### REQUIRED TASK
Below are the records; locate each line with the word "توقعات" and copy it.

### ENTRIES SUPPLIED
____________

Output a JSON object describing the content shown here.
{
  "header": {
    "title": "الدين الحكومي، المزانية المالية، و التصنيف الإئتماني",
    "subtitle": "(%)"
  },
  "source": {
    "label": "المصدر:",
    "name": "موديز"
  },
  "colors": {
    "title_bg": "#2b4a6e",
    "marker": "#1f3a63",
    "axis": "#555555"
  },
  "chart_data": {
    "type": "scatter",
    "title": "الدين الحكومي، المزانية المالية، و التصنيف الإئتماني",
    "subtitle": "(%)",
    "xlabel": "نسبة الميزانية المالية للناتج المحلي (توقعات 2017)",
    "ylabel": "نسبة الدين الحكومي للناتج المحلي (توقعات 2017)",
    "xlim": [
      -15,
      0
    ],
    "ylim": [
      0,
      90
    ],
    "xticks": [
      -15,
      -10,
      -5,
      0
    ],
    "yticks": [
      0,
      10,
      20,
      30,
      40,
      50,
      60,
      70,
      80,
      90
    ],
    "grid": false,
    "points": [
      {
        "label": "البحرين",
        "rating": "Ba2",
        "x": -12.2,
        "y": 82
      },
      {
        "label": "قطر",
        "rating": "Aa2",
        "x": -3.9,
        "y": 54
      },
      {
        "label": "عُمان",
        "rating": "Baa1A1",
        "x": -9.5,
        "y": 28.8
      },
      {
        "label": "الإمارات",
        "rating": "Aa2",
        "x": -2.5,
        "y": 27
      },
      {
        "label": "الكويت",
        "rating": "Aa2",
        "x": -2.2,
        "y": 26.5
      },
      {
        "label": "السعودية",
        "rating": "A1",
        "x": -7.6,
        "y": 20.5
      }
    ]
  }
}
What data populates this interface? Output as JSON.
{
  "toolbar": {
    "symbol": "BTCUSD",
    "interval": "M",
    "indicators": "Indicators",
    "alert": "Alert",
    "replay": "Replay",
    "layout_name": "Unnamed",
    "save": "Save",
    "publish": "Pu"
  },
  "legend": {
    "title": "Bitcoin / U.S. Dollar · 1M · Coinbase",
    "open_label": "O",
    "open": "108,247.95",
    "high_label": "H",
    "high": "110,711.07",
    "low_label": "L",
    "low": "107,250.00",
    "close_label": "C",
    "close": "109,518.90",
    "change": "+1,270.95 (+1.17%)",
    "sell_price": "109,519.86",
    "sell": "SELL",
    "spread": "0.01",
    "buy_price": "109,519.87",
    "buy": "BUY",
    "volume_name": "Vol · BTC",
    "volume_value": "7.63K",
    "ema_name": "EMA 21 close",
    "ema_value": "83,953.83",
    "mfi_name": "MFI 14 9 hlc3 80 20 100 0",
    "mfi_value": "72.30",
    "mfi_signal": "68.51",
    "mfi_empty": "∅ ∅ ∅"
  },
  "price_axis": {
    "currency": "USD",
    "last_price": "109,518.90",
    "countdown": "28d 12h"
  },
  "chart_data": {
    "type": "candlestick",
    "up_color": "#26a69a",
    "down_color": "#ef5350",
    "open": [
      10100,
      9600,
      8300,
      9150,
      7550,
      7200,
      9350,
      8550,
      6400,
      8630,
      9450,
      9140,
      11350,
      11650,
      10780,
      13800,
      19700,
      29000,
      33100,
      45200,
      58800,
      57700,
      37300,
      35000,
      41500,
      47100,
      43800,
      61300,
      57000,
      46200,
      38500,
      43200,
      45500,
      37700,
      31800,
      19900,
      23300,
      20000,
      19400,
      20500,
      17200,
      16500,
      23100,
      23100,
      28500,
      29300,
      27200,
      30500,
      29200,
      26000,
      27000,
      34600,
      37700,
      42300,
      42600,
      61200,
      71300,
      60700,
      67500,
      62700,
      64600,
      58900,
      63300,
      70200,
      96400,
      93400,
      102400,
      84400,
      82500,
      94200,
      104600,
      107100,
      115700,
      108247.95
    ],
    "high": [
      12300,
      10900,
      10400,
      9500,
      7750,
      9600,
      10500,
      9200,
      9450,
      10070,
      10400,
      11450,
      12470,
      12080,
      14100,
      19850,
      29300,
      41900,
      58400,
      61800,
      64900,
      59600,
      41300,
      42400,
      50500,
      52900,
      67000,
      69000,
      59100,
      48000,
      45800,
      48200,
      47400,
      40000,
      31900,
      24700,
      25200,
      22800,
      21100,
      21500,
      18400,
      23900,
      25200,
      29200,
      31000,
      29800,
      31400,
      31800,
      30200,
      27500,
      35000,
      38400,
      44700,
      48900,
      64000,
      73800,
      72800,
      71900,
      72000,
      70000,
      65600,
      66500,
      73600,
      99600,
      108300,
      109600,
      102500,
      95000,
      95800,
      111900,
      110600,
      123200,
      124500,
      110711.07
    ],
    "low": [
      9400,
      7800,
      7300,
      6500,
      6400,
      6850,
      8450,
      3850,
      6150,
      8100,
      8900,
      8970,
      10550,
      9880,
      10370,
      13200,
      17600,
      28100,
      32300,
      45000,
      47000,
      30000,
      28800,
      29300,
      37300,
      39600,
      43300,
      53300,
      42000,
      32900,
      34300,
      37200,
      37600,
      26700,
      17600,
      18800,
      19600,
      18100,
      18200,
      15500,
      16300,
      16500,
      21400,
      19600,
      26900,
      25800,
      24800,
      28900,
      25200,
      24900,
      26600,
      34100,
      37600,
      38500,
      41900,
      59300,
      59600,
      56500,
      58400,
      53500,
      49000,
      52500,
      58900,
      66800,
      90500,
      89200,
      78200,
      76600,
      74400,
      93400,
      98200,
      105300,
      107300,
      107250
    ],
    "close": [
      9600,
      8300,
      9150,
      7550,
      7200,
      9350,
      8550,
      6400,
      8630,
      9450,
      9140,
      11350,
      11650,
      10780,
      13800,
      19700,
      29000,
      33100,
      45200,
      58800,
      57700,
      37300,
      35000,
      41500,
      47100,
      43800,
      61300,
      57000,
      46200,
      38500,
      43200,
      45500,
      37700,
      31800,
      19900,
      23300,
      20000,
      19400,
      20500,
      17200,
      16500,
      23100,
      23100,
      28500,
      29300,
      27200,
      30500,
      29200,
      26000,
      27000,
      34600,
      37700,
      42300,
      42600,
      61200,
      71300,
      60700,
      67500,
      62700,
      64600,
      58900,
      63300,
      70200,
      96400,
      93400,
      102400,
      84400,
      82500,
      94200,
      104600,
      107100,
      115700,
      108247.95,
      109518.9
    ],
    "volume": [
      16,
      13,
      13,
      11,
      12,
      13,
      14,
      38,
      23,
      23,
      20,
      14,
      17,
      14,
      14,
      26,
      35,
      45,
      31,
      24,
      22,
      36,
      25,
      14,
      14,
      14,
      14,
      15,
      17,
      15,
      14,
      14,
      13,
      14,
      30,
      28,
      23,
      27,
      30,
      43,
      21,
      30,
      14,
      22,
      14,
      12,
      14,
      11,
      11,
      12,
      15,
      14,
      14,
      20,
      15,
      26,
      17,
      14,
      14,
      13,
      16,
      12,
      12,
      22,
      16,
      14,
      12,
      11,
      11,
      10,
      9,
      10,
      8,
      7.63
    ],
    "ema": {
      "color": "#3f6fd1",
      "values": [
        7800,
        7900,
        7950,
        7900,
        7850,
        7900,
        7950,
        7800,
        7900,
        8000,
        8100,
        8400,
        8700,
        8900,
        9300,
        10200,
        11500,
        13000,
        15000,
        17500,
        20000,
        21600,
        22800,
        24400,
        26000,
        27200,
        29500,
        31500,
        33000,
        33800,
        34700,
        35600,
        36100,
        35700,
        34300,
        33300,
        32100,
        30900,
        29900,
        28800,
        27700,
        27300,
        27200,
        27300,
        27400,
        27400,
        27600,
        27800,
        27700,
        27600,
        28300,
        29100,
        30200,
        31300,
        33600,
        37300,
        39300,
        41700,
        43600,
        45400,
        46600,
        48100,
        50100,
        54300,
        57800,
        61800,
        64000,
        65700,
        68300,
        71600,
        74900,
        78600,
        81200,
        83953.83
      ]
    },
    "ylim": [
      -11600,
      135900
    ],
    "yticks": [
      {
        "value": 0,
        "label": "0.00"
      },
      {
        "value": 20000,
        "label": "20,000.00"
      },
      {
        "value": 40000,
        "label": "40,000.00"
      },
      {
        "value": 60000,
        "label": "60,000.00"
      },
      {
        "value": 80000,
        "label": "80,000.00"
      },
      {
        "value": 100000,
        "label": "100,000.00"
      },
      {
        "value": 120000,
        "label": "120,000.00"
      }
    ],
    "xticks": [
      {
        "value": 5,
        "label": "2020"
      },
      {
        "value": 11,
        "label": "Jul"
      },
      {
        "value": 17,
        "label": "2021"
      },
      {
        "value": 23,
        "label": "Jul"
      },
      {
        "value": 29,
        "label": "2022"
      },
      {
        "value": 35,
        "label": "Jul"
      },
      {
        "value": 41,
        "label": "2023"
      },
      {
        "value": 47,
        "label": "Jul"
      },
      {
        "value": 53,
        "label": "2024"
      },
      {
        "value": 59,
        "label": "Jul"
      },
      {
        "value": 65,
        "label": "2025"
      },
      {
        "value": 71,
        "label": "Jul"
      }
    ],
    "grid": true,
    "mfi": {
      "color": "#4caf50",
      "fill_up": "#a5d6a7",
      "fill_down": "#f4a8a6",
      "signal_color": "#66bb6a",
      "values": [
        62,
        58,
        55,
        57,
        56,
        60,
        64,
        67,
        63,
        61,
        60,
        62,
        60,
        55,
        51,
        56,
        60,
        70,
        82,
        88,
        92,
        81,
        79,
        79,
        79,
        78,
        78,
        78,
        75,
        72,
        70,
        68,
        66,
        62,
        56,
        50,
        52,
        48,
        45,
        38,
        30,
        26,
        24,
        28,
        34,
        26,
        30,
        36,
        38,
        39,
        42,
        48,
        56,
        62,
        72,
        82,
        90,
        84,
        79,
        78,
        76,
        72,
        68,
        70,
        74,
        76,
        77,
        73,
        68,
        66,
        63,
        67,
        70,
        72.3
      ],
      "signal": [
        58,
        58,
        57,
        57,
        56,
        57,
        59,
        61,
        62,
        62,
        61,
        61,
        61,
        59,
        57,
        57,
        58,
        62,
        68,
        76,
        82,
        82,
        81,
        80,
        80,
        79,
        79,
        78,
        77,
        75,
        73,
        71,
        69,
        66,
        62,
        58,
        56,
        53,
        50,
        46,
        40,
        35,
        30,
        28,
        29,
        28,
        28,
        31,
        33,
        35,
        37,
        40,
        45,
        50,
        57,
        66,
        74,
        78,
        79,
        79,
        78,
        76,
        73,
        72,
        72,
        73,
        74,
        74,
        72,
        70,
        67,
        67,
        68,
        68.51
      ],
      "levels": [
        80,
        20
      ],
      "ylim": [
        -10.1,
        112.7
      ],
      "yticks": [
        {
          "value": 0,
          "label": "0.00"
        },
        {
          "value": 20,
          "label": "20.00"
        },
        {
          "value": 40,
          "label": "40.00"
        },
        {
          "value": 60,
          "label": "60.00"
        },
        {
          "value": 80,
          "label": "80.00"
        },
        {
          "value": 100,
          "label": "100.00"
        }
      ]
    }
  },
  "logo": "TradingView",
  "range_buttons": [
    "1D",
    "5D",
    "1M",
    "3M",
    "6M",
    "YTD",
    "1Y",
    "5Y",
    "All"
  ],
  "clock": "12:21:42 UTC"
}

____________

### SOLUTION
    "xlabel": "نسبة الميزانية المالية للناتج المحلي (توقعات 2017)",
    "ylabel": "نسبة الدين الحكومي للناتج المحلي (توقعات 2017)",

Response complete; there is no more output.